EXERCISE INPUTS:
** start **
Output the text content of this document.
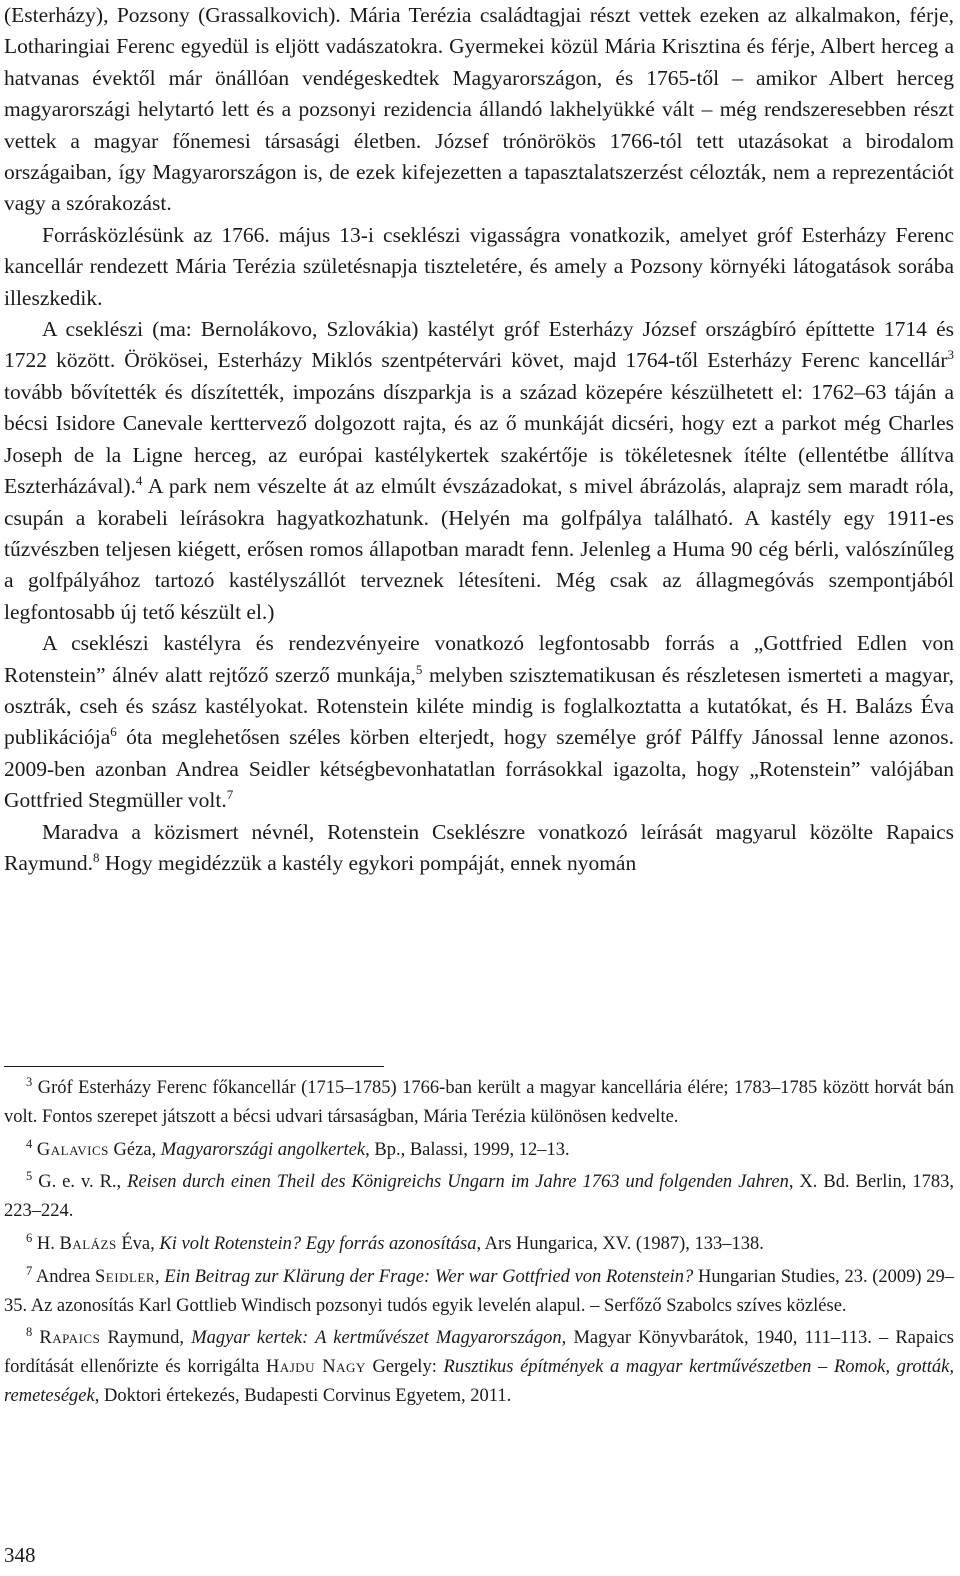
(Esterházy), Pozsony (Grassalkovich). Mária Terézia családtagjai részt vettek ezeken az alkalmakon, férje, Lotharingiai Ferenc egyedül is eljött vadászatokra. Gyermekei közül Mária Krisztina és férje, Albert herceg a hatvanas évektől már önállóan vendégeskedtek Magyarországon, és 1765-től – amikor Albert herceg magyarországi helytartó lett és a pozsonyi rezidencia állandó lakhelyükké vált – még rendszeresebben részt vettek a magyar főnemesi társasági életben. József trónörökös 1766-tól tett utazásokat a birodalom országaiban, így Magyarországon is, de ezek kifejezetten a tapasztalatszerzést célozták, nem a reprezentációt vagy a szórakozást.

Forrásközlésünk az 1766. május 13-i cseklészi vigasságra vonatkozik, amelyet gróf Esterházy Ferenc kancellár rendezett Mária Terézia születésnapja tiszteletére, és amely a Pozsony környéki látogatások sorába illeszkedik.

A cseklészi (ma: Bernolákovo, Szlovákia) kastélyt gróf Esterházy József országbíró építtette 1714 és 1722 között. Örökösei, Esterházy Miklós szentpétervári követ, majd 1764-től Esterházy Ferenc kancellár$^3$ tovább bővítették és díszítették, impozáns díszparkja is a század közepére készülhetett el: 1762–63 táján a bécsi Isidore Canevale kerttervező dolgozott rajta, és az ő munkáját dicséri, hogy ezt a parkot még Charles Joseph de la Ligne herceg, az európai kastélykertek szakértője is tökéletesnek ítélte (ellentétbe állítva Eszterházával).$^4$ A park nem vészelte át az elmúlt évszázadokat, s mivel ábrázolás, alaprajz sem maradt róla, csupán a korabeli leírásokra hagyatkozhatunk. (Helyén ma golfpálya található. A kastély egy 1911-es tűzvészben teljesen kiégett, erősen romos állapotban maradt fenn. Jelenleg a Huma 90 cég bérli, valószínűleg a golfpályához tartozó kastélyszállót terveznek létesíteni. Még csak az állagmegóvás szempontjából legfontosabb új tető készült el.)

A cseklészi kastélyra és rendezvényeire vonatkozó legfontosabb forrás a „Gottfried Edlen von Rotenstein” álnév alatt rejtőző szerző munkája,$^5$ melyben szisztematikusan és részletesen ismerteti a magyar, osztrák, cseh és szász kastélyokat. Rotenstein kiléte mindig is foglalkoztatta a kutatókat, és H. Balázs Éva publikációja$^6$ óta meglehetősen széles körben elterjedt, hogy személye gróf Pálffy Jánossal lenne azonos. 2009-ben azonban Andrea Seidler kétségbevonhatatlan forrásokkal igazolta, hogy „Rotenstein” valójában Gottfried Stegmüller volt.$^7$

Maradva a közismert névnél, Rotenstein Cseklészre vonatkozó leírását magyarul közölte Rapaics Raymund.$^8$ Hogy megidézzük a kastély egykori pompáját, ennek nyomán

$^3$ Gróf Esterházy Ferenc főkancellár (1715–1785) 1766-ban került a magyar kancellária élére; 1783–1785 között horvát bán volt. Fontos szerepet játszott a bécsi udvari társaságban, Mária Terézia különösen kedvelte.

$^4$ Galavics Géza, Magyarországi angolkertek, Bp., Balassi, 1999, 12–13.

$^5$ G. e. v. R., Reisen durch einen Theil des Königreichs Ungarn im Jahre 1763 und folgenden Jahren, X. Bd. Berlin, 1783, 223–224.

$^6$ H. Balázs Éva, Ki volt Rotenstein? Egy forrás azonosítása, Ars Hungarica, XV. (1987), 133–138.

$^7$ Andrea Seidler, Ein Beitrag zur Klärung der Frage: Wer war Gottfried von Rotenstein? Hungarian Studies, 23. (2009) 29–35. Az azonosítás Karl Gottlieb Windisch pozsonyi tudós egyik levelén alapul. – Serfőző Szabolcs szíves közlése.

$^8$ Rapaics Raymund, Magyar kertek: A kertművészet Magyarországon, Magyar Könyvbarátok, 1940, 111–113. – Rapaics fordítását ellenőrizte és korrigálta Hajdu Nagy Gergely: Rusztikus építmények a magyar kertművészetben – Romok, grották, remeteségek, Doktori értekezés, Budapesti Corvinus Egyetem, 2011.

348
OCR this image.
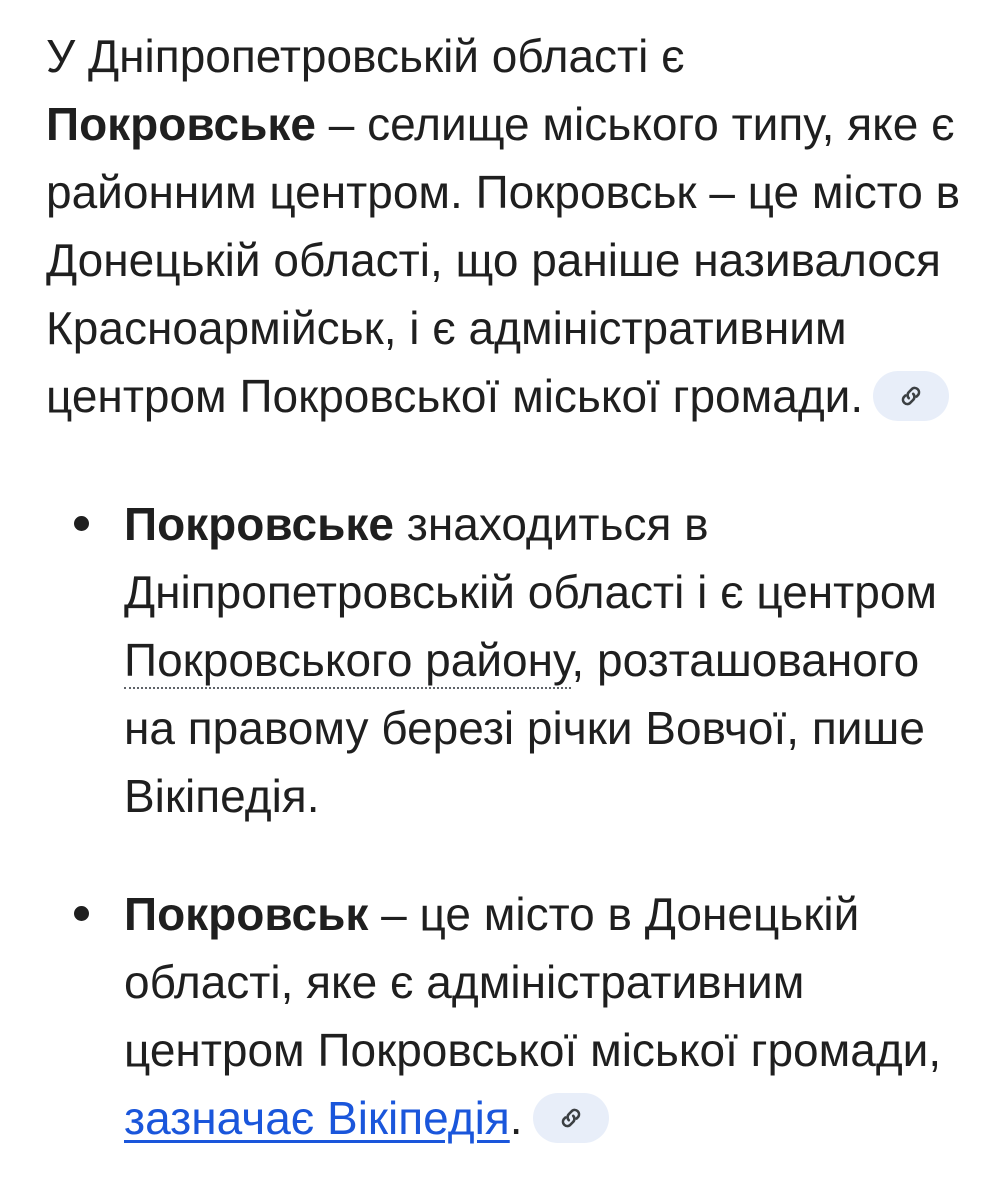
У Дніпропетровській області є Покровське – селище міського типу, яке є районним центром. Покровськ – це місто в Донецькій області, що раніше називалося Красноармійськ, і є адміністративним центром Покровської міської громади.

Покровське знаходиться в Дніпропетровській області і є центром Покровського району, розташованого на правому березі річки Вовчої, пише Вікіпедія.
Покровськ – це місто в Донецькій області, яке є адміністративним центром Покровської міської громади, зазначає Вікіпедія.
** end **
AIM OF THE TASK: Extract only the lines from the one that contains "OCR this image." through the end of the records, inclusive, and omit every picture.

FINISHED ANSWER:
OCR this image.
У Дніпропетровській області є Покровське – селище міського типу, яке є районним центром. Покровськ – це місто в Донецькій області, що раніше називалося Красноармійськ, і є адміністративним центром Покровської міської громади.

Покровське знаходиться в Дніпропетровській області і є центром Покровського району, розташованого на правому березі річки Вовчої, пише Вікіпедія.
Покровськ – це місто в Донецькій області, яке є адміністративним центром Покровської міської громади, зазначає Вікіпедія.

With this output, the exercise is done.